[Recorded data]
========================================

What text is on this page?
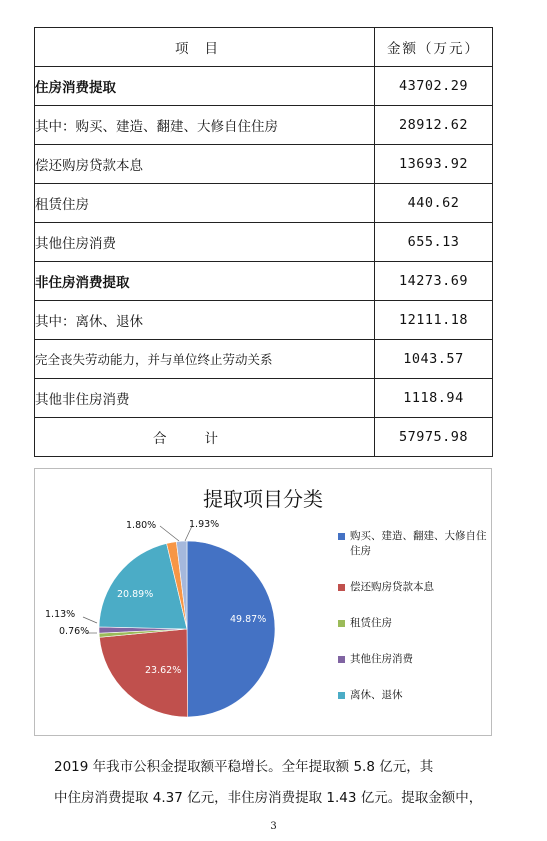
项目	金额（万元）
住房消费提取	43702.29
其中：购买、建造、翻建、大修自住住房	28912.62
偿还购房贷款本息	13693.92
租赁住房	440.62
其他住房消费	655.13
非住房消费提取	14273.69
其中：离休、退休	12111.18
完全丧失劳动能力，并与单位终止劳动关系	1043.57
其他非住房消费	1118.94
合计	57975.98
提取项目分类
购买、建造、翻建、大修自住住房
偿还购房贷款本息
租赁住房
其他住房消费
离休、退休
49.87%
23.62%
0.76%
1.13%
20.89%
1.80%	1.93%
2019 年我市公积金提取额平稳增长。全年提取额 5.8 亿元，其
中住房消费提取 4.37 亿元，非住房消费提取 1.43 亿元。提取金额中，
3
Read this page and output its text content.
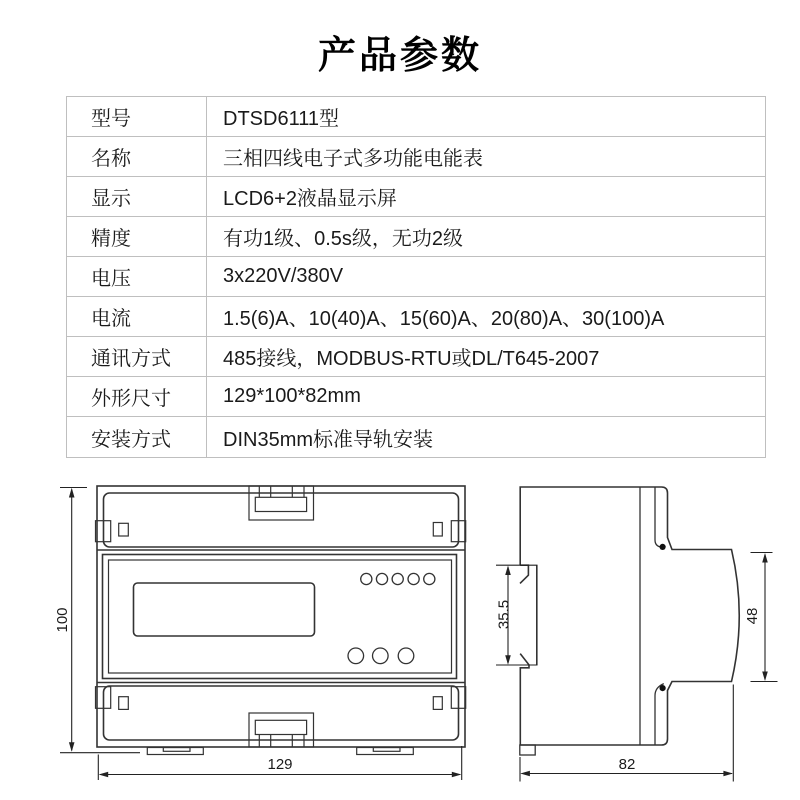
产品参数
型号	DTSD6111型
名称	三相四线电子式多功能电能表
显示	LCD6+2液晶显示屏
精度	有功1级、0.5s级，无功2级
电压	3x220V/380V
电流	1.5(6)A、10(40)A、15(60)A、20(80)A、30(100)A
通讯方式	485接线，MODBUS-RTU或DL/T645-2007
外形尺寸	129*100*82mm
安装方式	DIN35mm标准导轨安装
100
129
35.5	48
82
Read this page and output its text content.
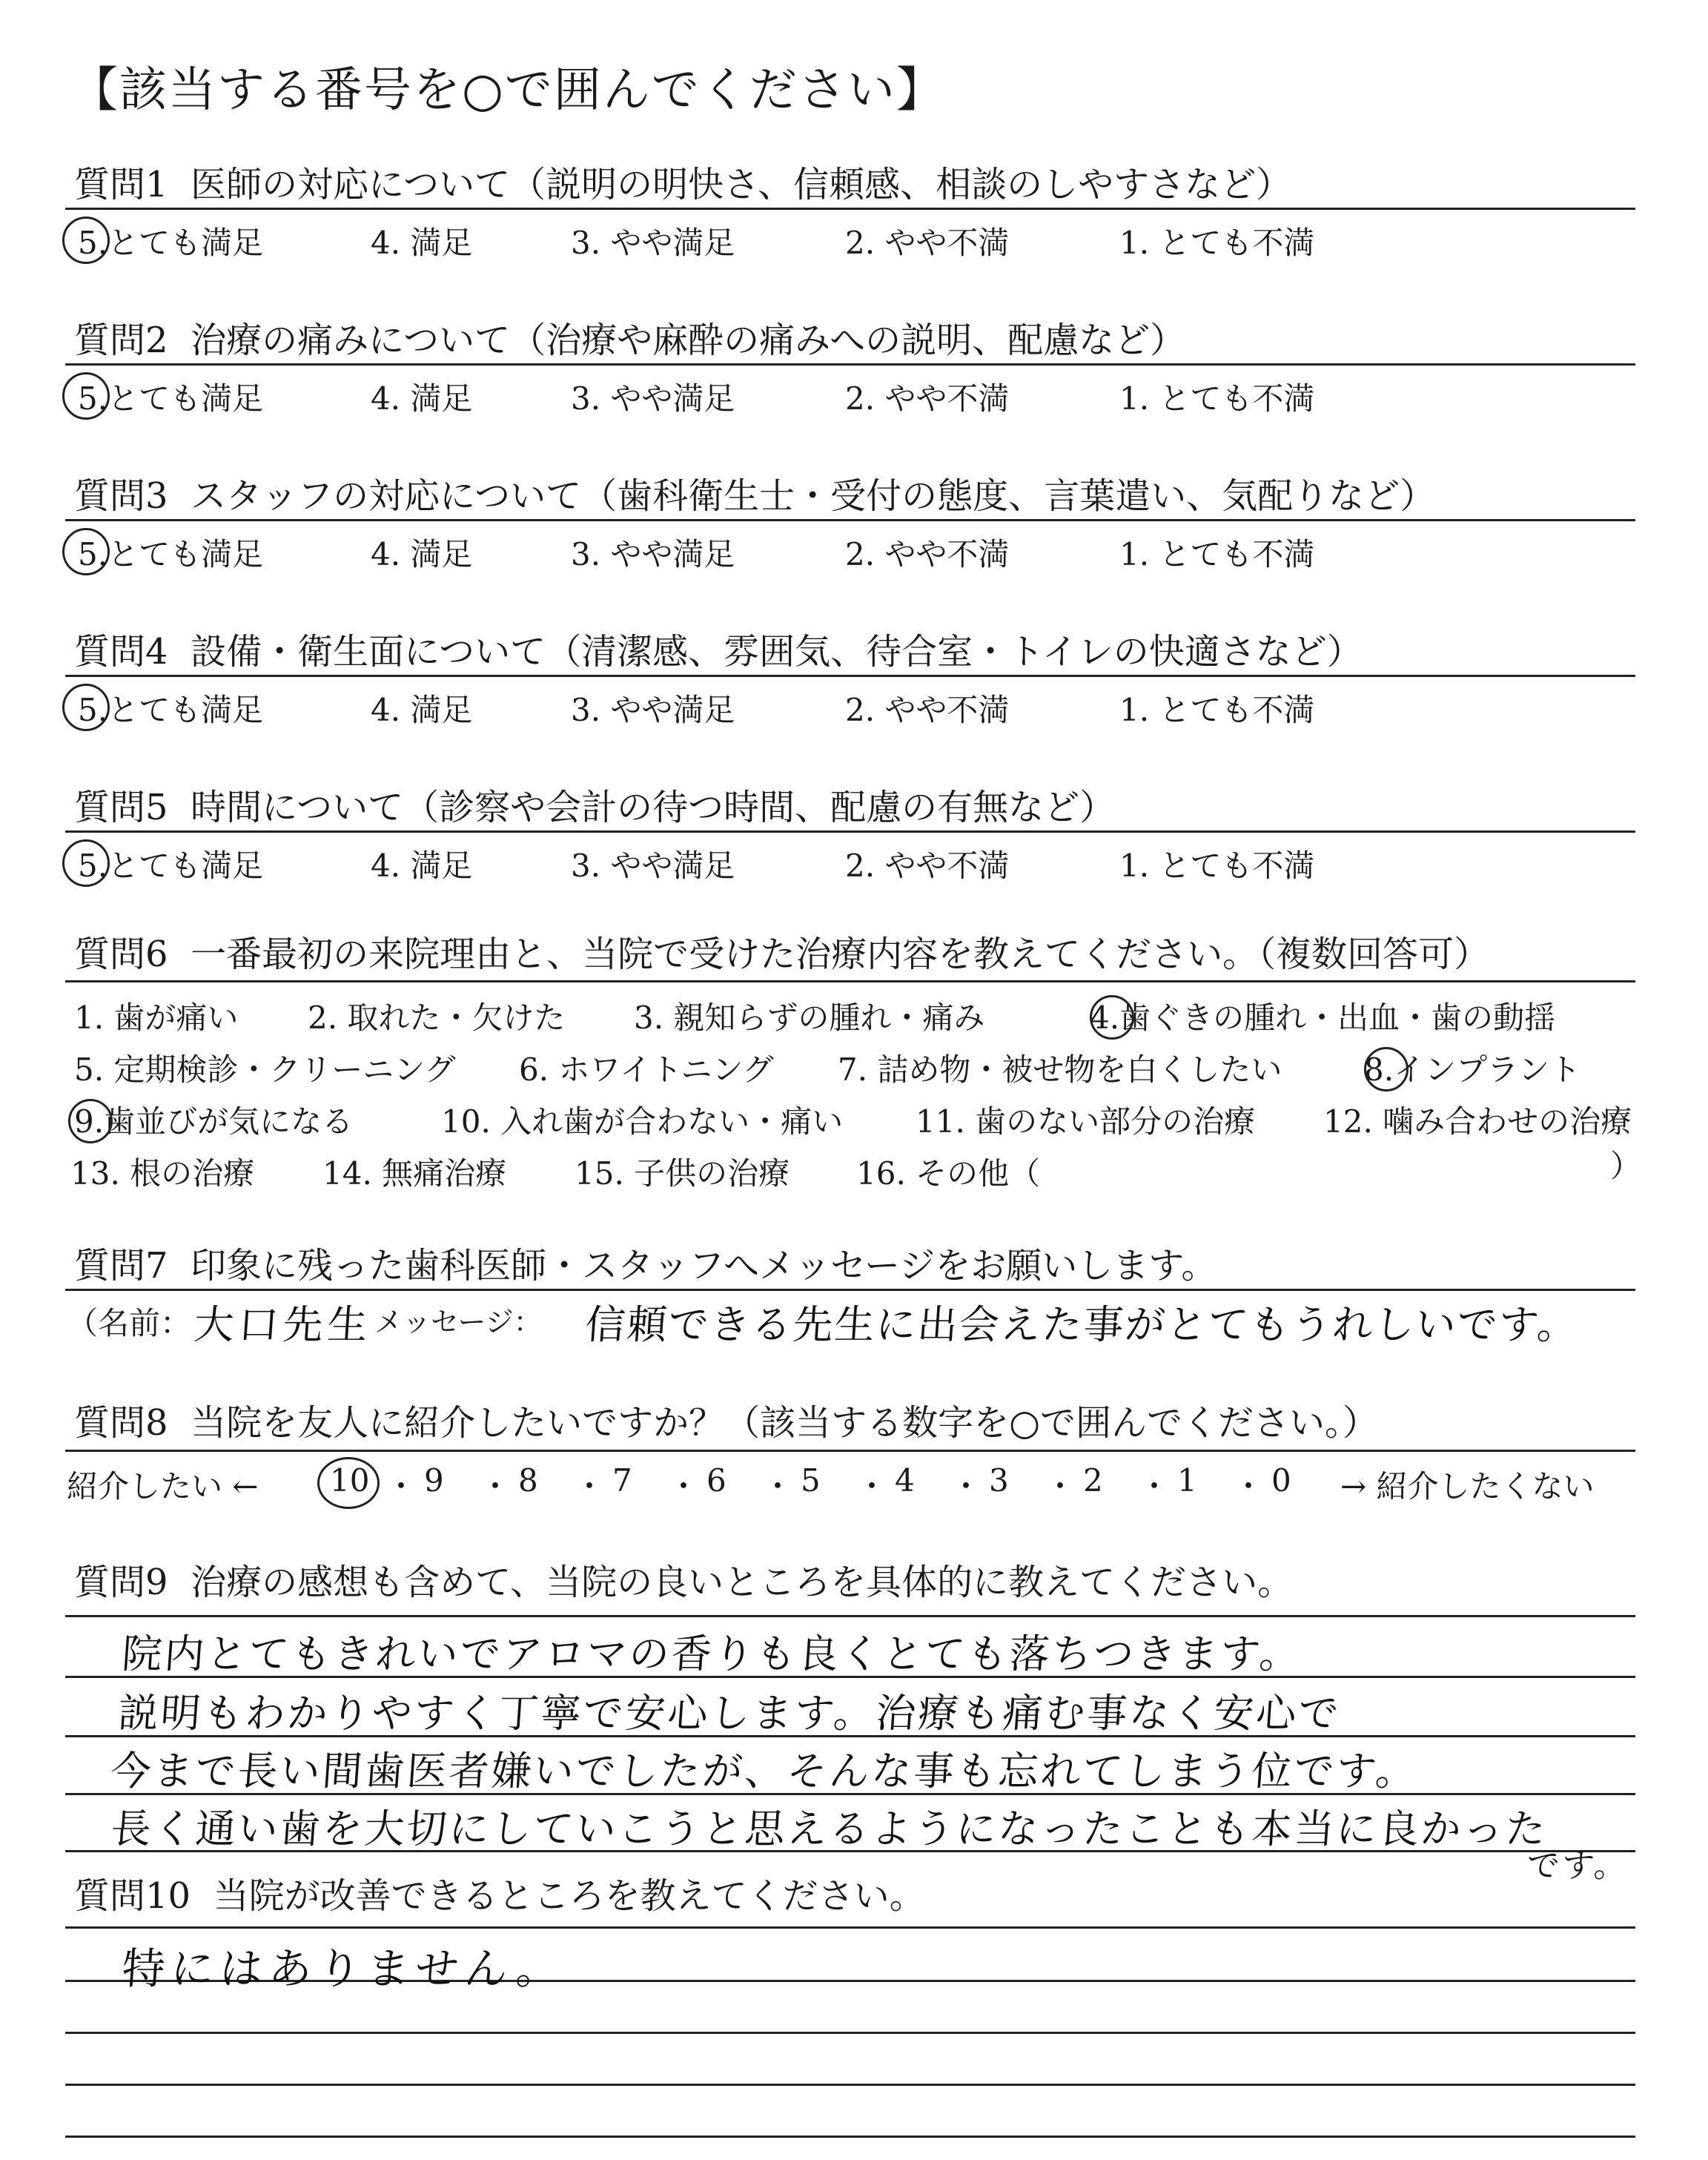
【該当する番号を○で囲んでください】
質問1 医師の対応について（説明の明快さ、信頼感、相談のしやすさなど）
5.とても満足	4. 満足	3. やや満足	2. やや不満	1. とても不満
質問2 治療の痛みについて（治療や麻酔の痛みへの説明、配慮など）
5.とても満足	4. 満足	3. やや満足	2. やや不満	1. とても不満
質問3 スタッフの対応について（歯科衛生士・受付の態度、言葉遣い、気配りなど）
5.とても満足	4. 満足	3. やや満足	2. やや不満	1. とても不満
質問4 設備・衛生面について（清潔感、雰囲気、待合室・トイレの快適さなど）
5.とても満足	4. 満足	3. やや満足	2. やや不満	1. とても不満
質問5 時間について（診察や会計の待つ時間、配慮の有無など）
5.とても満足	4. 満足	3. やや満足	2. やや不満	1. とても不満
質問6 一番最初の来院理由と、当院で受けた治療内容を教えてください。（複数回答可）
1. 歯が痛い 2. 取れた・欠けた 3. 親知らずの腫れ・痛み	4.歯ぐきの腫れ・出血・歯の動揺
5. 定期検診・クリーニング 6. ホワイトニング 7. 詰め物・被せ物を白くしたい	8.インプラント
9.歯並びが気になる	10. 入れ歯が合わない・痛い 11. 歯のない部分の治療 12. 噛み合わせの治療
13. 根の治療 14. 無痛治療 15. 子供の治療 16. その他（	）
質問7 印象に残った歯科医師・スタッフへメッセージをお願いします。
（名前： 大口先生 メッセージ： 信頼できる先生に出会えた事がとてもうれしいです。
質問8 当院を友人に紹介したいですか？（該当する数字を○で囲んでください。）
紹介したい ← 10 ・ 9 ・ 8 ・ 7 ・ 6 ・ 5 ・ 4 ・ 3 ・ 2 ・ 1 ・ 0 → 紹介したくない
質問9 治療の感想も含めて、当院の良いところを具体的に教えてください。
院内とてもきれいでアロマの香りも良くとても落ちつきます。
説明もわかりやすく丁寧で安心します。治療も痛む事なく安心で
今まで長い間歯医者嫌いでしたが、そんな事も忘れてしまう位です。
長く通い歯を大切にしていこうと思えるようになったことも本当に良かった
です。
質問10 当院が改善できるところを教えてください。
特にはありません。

========================================

Print each line of the material above exactly, with the pictures removed from your copy.

# WRITTEN SOLUTION
What text is on this page?
项目	金额（万元）
住房消费提取	43702.29
其中：购买、建造、翻建、大修自住住房	28912.62
偿还购房贷款本息	13693.92
租赁住房	440.62
其他住房消费	655.13
非住房消费提取	14273.69
其中：离休、退休	12111.18
完全丧失劳动能力，并与单位终止劳动关系	1043.57
其他非住房消费	1118.94
合计	57975.98
提取项目分类
购买、建造、翻建、大修自住住房
偿还购房贷款本息
租赁住房
其他住房消费
离休、退休
49.87%
23.62%
0.76%
1.13%
20.89%
1.80%	1.93%
2019 年我市公积金提取额平稳增长。全年提取额 5.8 亿元，其
中住房消费提取 4.37 亿元，非住房消费提取 1.43 亿元。提取金额中，
3
Read this page and output its text content.
产品参数
型号	DTSD6111型
名称	三相四线电子式多功能电能表
显示	LCD6+2液晶显示屏
精度	有功1级、0.5s级，无功2级
电压	3x220V/380V
电流	1.5(6)A、10(40)A、15(60)A、20(80)A、30(100)A
通讯方式	485接线，MODBUS-RTU或DL/T645-2007
外形尺寸	129*100*82mm
安装方式	DIN35mm标准导轨安装
100
129
35.5	48
82
Read this page and output its text content.
【該当する番号を○で囲んでください】
質問1 医師の対応について（説明の明快さ、信頼感、相談のしやすさなど）
5.とても満足	4. 満足	3. やや満足	2. やや不満	1. とても不満
質問2 治療の痛みについて（治療や麻酔の痛みへの説明、配慮など）
5.とても満足	4. 満足	3. やや満足	2. やや不満	1. とても不満
質問3 スタッフの対応について（歯科衛生士・受付の態度、言葉遣い、気配りなど）
5.とても満足	4. 満足	3. やや満足	2. やや不満	1. とても不満
質問4 設備・衛生面について（清潔感、雰囲気、待合室・トイレの快適さなど）
5.とても満足	4. 満足	3. やや満足	2. やや不満	1. とても不満
質問5 時間について（診察や会計の待つ時間、配慮の有無など）
5.とても満足	4. 満足	3. やや満足	2. やや不満	1. とても不満
質問6 一番最初の来院理由と、当院で受けた治療内容を教えてください。（複数回答可）
1. 歯が痛い 2. 取れた・欠けた 3. 親知らずの腫れ・痛み	4.歯ぐきの腫れ・出血・歯の動揺
5. 定期検診・クリーニング 6. ホワイトニング 7. 詰め物・被せ物を白くしたい	8.インプラント
9.歯並びが気になる	10. 入れ歯が合わない・痛い 11. 歯のない部分の治療 12. 噛み合わせの治療
13. 根の治療 14. 無痛治療 15. 子供の治療 16. その他（	）
質問7 印象に残った歯科医師・スタッフへメッセージをお願いします。
（名前： 大口先生 メッセージ： 信頼できる先生に出会えた事がとてもうれしいです。
質問8 当院を友人に紹介したいですか？（該当する数字を○で囲んでください。）
紹介したい ← 10 ・ 9 ・ 8 ・ 7 ・ 6 ・ 5 ・ 4 ・ 3 ・ 2 ・ 1 ・ 0 → 紹介したくない
質問9 治療の感想も含めて、当院の良いところを具体的に教えてください。
院内とてもきれいでアロマの香りも良くとても落ちつきます。
説明もわかりやすく丁寧で安心します。治療も痛む事なく安心で
今まで長い間歯医者嫌いでしたが、そんな事も忘れてしまう位です。
長く通い歯を大切にしていこうと思えるようになったことも本当に良かった
です。
質問10 当院が改善できるところを教えてください。
特にはありません。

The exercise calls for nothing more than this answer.